-- Records provided start --

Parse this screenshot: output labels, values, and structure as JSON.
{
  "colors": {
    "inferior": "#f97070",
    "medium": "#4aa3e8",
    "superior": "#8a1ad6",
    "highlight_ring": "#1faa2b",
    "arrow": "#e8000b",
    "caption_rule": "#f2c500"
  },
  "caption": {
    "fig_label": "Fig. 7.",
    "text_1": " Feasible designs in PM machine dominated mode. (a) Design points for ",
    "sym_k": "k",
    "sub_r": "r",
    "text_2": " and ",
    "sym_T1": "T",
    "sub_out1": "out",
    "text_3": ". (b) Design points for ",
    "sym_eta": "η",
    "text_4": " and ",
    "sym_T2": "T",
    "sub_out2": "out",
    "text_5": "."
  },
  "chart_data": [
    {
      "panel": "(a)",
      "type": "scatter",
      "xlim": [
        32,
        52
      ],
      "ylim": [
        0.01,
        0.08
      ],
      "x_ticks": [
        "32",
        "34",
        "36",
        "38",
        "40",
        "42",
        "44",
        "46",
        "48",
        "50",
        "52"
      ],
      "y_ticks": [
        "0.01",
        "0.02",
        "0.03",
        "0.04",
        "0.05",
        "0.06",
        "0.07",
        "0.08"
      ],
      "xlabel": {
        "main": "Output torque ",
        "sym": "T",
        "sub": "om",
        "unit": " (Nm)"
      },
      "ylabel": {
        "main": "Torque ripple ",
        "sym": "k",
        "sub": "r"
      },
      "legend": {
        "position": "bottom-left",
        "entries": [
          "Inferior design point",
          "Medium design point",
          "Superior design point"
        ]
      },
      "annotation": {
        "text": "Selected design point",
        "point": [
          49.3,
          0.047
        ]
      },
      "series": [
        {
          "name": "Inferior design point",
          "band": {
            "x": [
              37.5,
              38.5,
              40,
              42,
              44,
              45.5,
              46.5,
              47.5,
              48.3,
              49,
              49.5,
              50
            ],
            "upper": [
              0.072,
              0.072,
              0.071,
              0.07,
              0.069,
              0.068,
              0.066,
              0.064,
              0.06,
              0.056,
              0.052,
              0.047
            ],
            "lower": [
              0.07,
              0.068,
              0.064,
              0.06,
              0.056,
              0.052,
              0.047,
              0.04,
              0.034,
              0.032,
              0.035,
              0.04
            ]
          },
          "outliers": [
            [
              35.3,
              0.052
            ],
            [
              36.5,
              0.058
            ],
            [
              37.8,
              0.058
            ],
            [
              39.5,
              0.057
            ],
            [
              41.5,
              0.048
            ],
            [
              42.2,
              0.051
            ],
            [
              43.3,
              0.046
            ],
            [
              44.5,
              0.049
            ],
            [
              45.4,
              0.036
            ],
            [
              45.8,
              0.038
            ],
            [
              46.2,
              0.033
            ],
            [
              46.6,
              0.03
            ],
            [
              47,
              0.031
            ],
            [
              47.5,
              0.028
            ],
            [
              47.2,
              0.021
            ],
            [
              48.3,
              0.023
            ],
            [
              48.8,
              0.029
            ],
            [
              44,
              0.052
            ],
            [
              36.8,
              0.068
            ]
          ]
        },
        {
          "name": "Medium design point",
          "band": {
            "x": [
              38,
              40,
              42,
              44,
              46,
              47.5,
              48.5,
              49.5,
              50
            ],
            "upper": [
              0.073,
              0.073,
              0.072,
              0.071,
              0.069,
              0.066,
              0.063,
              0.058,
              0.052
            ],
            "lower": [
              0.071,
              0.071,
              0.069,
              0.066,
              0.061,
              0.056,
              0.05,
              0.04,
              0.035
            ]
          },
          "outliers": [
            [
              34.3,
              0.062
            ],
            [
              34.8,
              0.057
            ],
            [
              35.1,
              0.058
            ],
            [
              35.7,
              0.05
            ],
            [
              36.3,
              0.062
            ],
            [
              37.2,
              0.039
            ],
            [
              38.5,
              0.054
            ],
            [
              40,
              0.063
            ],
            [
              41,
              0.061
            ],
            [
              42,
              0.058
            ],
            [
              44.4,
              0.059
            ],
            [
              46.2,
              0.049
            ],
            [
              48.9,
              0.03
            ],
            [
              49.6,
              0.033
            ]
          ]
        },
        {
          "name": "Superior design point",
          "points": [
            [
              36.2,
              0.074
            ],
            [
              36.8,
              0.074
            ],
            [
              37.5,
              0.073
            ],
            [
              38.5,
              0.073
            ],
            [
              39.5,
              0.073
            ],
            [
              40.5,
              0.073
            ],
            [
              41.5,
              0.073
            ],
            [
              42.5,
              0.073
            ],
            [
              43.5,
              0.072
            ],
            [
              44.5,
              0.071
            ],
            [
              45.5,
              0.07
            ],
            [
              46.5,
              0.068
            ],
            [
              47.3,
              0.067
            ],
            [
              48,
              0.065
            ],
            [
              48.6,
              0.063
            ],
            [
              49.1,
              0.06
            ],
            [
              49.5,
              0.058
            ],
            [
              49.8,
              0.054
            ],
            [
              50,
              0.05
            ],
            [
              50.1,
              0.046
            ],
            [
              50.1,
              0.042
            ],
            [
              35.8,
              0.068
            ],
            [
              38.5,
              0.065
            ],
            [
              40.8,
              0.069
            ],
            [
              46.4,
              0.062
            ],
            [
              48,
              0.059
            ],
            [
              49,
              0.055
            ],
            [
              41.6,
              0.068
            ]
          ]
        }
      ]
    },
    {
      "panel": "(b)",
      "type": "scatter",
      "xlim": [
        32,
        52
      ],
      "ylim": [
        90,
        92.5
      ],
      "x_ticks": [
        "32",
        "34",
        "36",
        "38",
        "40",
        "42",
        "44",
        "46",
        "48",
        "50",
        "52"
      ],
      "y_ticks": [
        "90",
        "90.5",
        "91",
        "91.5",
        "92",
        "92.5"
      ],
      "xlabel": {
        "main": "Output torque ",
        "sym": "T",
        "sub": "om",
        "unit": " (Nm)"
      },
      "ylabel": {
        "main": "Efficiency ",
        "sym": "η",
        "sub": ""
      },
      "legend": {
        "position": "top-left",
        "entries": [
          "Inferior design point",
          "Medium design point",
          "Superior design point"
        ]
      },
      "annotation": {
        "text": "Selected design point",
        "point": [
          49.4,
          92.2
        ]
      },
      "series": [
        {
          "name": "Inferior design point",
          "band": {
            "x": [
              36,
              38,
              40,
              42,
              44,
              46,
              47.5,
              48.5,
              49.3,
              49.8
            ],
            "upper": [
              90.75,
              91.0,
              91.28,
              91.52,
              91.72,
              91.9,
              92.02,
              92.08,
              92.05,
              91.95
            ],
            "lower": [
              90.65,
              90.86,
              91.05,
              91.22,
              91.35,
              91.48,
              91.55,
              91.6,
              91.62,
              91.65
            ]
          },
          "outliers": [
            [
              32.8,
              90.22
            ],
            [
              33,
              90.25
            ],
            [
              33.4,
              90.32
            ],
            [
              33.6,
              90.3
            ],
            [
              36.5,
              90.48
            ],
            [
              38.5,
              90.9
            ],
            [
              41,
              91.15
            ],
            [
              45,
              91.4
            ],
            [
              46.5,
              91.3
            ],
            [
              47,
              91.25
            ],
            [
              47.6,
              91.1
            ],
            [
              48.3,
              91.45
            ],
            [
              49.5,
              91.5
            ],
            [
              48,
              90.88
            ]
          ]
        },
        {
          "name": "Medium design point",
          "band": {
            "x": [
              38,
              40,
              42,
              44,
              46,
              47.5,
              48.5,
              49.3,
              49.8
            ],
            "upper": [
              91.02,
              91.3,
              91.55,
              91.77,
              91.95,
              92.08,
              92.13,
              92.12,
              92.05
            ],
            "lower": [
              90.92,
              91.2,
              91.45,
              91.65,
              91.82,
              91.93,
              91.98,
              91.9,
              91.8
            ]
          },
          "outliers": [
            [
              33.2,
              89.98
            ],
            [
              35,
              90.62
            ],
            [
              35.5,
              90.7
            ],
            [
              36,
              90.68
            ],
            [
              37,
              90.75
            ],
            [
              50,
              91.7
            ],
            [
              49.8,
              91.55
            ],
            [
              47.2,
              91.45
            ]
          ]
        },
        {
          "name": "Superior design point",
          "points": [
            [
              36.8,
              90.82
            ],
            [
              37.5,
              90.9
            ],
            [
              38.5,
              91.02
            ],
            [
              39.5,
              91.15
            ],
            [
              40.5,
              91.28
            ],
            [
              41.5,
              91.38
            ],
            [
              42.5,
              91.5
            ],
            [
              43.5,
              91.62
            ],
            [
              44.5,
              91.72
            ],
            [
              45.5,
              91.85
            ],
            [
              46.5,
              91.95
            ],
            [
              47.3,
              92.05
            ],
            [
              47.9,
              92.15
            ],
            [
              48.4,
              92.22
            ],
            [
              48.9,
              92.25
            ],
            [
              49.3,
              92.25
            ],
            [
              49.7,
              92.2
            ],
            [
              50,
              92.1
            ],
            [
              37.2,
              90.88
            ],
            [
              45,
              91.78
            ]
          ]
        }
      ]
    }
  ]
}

-- Records provided end --

*Given problem*. Collect every line above that contains the word "position".

*Result below*.
        "position": "bottom-left",
        "position": "top-left",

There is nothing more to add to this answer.